:: PASSAGE TO READ ::
◆ ◆ ◆

That said, it’s not that hard to set up replication [0]. Properly tuning the various parameters, monitoring, and being able to fix issues is another story.

RDBMS is hard. MySQL is IMO the easiest to maintain up to a certain point, but it can still bite you in surprising ways. Postgres appears to be as easy on the surface, buoyed by a million blog posts about it, but as your dataset grows, so does the maintenance burden. Worse, if you don’t know what you should be doing, it just eventually blows up (txid wraparound from vacuum failures probably being the most common).

[0]: https://www.postgresql.org/docs/current/runtime-config-repli...

2 comments

> txid wraparound from vacuum failures probably being the most common

Hopefully OrioleDB can upstream all the necessary changes soon. For those who don't know, it's a storage engine for Postgres that uses undo logs instead of vacuuming old records.

◆ ◆ ◆

:: SOURCE MATERIAL ::
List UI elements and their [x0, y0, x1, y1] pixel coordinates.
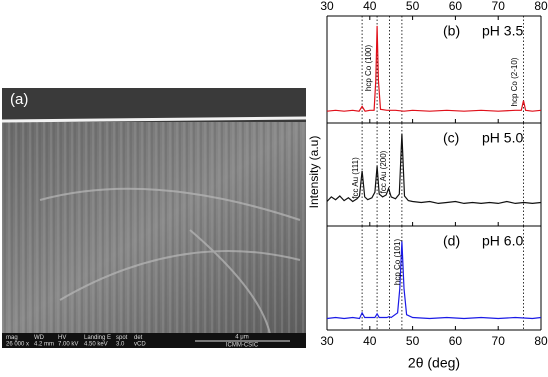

◆ ◆ ◆

:: SET TASK A ::
According to the discussion of Postgres and MySQL maintenance, what does OrioleDB use instead of vacuuming old records?
:: SET TASK B ::
Write the next part of the discussion of Postgres and MySQL maintenance, picking up after its final sentence.
The lines are not needed for this exercise.

:: WRITTEN REPLY A ::
It uses undo logs.

:: WRITTEN REPLY B ::
OrioleDB maintains a very small set of Postgres patches that are targeted for upstream. The storage engine that mitigates the need for vacuuming [1] is implemented in a standard Postgres extension, so that will still need to be installed by the Postgres host in order to take advantage of it.

But yeah, looking forward to that day too!

[1] https://www.orioledb.com/blog/no-more-vacuum-in-postgresql

Yes, you are right, but I was thinking of the ease of having a high-availability setup and pgbouncer was the first thing that came to mind.

And yes, I read the documentation and it is still cumbersome to have an HA setup that is easy to maintain. This is what I mean and hope it is clearer now.